══ Data shown

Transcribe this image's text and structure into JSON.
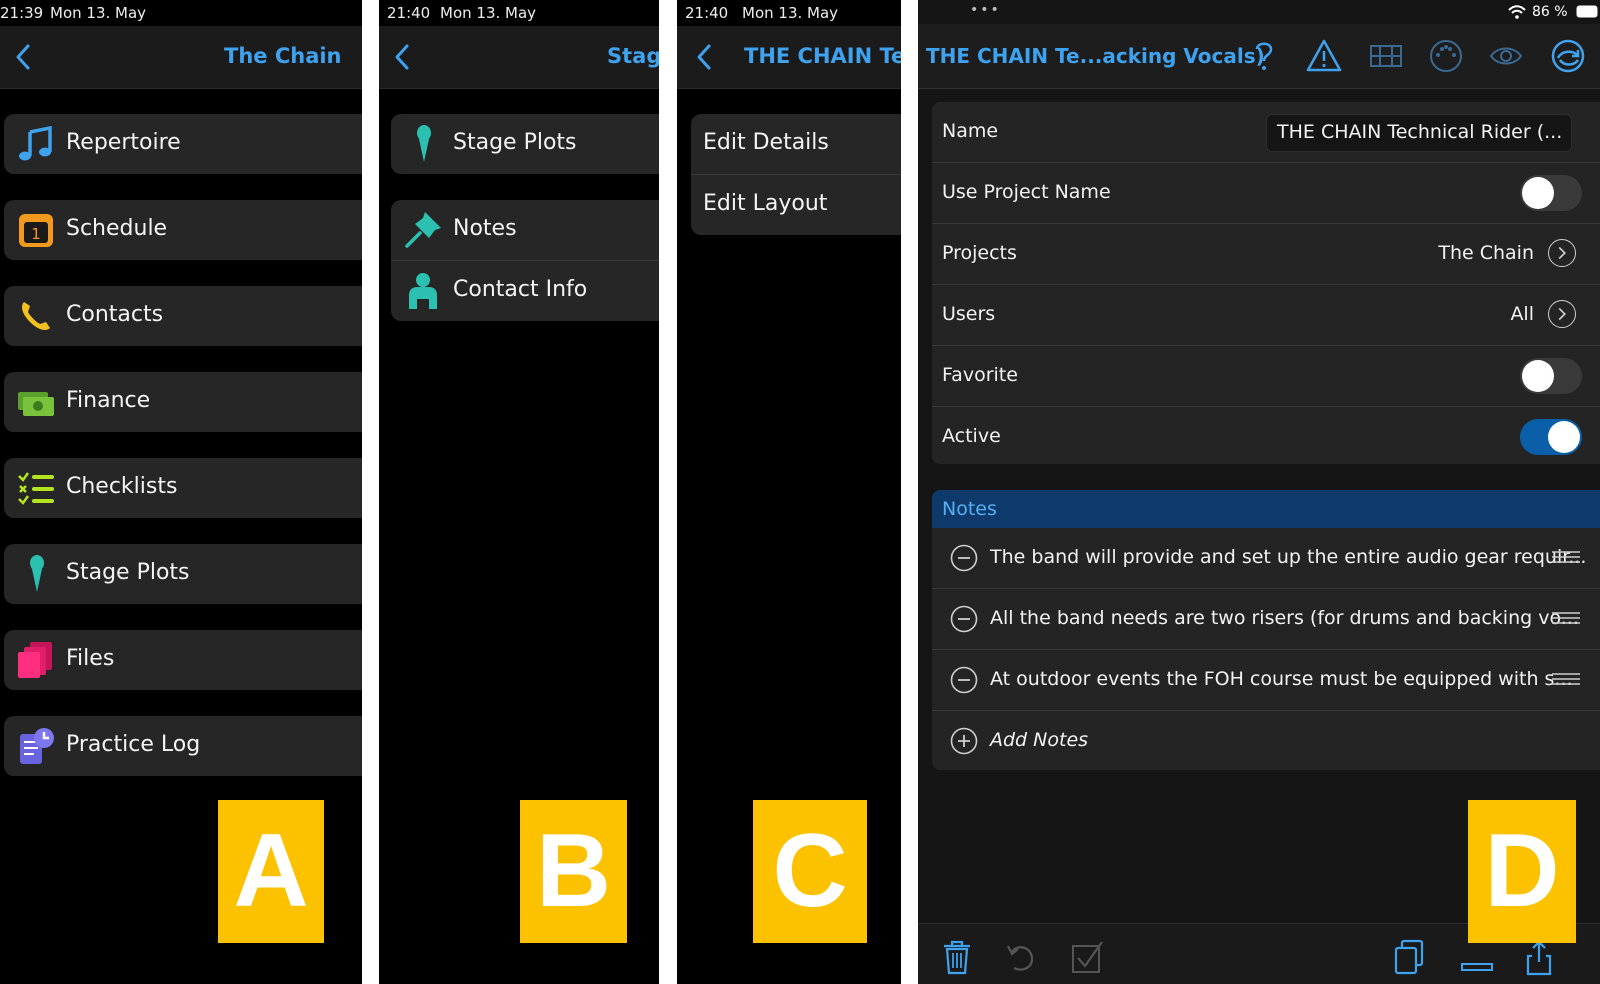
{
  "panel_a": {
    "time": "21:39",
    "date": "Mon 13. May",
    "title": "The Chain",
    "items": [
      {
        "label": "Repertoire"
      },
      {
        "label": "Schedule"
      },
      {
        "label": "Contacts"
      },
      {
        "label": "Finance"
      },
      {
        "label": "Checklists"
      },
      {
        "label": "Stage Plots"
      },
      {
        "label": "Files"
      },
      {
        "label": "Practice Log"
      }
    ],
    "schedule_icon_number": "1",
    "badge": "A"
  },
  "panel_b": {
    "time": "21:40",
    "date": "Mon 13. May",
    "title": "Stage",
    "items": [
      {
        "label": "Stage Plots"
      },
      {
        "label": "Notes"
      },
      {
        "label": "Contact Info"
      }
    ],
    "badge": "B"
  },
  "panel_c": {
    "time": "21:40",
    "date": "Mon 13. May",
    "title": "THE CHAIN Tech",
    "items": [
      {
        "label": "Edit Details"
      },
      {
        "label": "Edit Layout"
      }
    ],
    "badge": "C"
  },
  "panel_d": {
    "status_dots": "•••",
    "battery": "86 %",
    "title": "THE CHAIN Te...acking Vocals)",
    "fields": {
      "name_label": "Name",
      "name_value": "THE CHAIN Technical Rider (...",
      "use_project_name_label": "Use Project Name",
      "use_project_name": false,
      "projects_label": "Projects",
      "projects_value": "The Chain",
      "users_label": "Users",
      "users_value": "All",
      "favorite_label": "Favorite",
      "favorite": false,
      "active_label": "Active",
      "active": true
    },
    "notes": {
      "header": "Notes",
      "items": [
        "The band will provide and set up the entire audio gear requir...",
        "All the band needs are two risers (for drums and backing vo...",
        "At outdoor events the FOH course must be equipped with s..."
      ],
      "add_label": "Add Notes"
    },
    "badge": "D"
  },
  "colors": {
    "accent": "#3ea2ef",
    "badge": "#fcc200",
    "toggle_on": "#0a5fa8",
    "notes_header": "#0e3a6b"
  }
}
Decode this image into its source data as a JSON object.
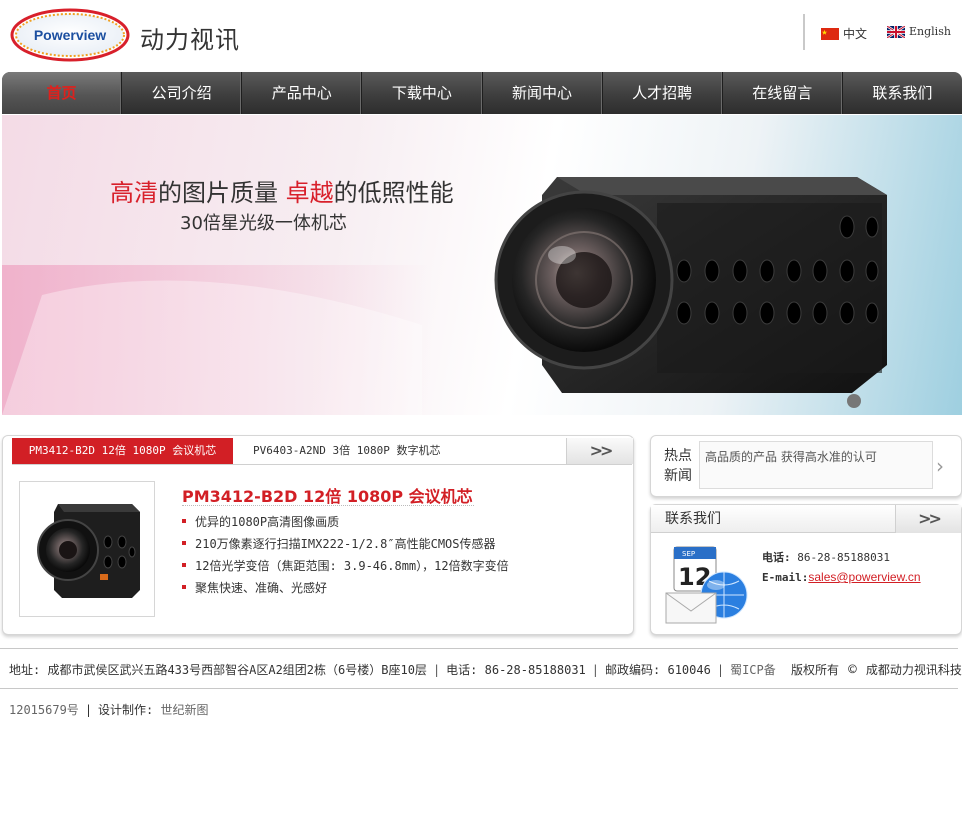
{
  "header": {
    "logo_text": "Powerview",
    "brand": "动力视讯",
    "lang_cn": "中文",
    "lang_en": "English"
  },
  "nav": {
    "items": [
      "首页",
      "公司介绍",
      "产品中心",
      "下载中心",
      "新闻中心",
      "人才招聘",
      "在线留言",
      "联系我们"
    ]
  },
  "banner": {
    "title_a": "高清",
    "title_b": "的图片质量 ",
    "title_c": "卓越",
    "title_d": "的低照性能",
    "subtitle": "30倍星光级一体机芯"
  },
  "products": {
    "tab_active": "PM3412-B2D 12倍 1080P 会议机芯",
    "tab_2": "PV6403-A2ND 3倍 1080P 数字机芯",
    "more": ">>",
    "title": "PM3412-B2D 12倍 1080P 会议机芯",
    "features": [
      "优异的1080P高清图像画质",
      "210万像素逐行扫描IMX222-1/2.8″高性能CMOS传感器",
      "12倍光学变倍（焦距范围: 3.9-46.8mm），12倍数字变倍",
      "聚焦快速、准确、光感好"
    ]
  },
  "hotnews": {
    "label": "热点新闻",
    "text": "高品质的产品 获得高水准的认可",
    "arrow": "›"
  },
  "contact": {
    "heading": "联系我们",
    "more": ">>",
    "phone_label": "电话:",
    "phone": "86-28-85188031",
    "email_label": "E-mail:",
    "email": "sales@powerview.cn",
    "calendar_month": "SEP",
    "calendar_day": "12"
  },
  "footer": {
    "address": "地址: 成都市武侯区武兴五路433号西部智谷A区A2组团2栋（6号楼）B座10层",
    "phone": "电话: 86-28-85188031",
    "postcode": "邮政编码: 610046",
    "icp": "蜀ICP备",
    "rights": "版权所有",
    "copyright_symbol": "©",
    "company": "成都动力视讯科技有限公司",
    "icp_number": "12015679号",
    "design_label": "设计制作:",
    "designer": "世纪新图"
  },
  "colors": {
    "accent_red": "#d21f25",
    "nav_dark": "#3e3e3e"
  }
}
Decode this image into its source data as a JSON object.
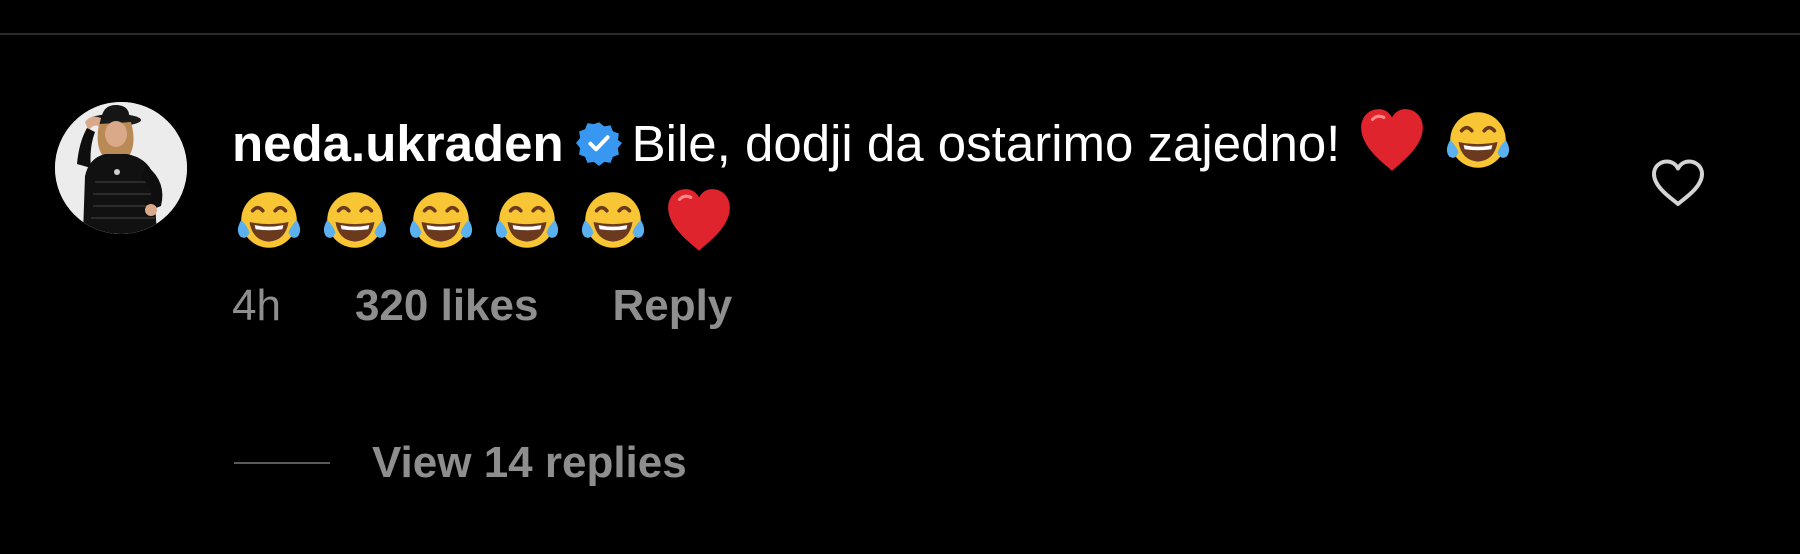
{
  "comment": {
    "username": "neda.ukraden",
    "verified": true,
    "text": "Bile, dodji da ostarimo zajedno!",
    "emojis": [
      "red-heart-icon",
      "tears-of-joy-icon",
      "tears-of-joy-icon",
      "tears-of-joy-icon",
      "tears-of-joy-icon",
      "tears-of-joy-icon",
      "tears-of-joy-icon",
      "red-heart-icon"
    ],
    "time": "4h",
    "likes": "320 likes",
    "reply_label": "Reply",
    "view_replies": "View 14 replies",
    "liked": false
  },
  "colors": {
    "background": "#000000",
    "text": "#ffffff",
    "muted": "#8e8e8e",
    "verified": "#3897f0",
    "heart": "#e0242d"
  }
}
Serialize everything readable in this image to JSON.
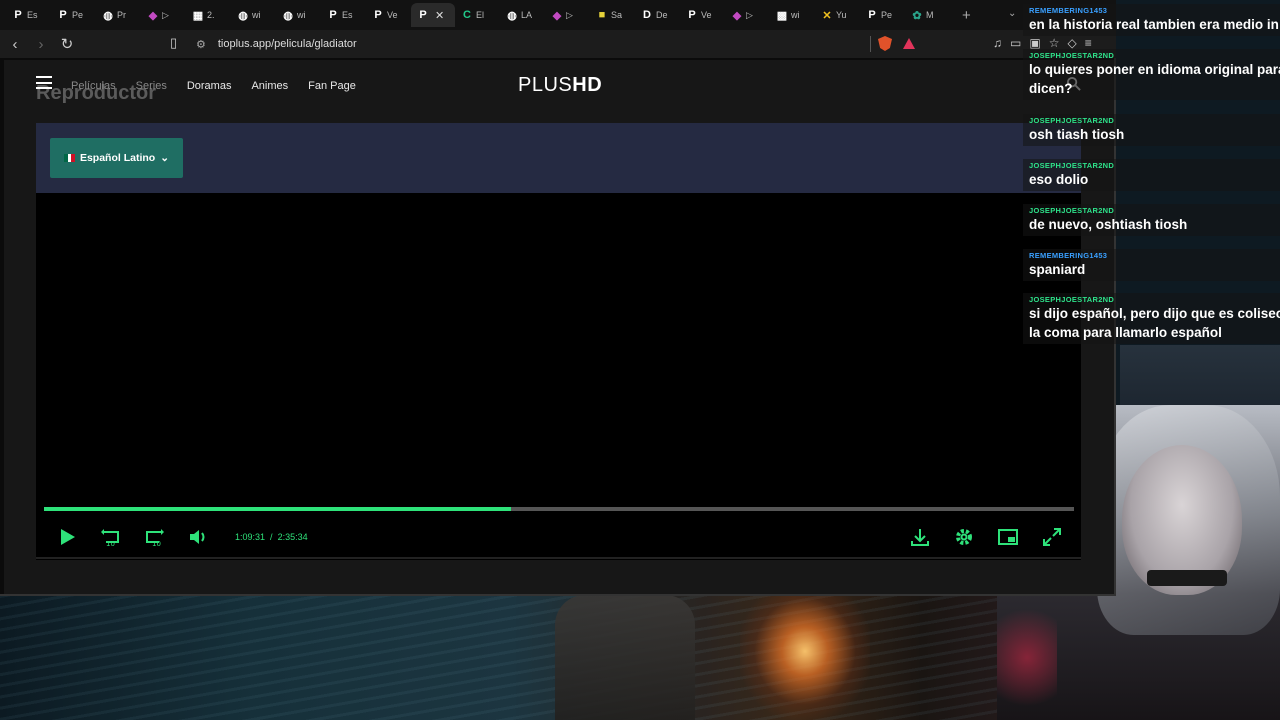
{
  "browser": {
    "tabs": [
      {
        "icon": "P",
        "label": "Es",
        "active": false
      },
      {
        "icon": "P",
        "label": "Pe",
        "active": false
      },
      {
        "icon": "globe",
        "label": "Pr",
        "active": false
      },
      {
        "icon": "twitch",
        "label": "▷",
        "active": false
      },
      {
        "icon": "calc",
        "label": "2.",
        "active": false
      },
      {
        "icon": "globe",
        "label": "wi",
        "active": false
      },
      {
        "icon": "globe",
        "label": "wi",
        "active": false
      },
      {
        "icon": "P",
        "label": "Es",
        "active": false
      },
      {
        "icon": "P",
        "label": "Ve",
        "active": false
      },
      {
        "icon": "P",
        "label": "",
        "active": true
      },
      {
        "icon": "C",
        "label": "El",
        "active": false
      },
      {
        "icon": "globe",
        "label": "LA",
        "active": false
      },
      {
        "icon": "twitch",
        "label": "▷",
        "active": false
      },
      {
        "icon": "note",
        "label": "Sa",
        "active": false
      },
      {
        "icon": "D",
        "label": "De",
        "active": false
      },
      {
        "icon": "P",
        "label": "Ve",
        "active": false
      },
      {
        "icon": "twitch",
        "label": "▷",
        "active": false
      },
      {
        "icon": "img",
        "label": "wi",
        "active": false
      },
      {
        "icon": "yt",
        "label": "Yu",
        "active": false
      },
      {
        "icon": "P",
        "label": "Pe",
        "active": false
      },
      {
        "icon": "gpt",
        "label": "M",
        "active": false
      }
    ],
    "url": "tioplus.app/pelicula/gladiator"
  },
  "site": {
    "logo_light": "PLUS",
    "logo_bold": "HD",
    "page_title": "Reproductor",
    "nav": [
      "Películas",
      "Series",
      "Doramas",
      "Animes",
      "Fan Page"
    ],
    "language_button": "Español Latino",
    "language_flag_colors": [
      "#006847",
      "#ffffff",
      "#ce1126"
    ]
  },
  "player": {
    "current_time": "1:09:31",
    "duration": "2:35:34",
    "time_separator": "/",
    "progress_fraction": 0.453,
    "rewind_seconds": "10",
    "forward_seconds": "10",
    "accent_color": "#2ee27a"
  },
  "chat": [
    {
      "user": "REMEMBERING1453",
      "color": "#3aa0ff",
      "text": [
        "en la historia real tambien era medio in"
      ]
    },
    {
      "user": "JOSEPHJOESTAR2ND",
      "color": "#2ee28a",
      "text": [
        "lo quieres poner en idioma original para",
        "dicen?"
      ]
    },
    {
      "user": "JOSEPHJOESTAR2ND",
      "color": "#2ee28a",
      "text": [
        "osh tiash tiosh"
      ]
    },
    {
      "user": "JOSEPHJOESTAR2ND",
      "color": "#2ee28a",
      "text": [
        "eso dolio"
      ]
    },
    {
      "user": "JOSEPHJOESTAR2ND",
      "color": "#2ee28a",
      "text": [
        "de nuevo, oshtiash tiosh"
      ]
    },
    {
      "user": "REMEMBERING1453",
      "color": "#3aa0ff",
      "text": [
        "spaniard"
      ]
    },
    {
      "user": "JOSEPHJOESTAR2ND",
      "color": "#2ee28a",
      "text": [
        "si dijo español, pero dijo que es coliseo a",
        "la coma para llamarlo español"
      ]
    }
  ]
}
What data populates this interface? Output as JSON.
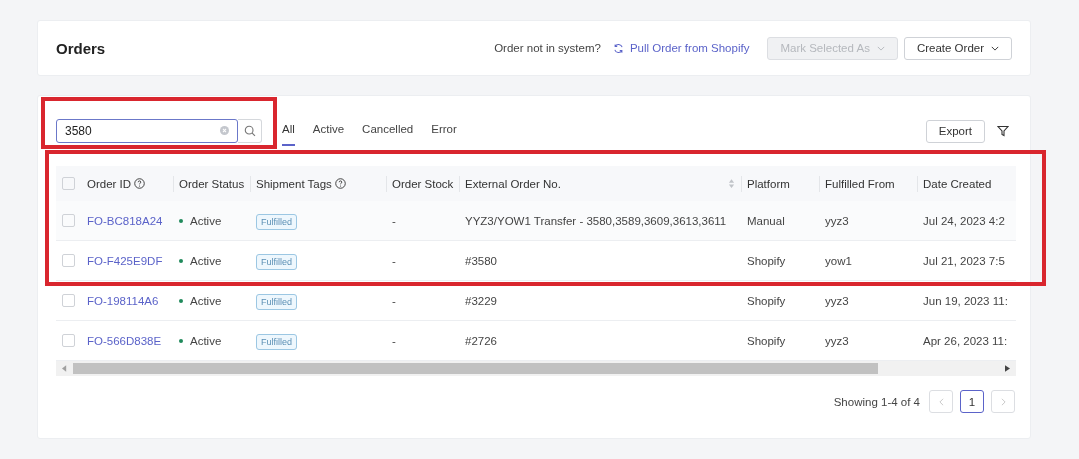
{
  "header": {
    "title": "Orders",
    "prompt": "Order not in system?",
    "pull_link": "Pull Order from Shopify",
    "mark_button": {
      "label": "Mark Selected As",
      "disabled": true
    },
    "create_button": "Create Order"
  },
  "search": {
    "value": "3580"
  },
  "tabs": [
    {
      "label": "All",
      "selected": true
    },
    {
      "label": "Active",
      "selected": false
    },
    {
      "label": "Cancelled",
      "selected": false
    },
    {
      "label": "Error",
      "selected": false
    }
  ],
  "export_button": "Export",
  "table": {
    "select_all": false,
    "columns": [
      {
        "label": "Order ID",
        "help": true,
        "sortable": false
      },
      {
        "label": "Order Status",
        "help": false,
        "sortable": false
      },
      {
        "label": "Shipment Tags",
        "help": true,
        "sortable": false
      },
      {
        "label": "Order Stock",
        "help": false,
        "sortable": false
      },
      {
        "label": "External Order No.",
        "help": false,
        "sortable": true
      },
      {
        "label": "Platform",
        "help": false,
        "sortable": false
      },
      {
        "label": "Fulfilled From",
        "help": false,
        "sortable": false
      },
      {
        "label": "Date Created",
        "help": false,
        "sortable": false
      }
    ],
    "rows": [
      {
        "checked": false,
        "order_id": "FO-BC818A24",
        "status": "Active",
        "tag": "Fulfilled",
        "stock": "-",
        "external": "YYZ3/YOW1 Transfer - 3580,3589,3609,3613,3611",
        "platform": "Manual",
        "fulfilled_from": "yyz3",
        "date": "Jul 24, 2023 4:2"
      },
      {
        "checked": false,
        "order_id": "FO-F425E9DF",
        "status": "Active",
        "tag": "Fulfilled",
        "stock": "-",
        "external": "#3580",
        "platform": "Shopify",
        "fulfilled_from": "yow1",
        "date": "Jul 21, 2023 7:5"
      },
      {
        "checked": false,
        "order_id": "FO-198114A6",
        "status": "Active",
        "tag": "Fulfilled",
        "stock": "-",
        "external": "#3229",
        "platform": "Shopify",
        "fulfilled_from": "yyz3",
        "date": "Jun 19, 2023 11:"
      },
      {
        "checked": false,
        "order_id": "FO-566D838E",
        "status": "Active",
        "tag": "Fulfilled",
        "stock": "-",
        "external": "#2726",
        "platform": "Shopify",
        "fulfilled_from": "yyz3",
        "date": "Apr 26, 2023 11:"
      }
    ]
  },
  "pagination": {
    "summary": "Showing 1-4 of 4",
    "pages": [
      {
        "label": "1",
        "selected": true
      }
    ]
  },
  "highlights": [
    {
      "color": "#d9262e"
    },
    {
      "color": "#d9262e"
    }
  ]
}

════

Problem requirements
Counting only lines of the data above that hold "image", report the total and nothing else.

Answer
4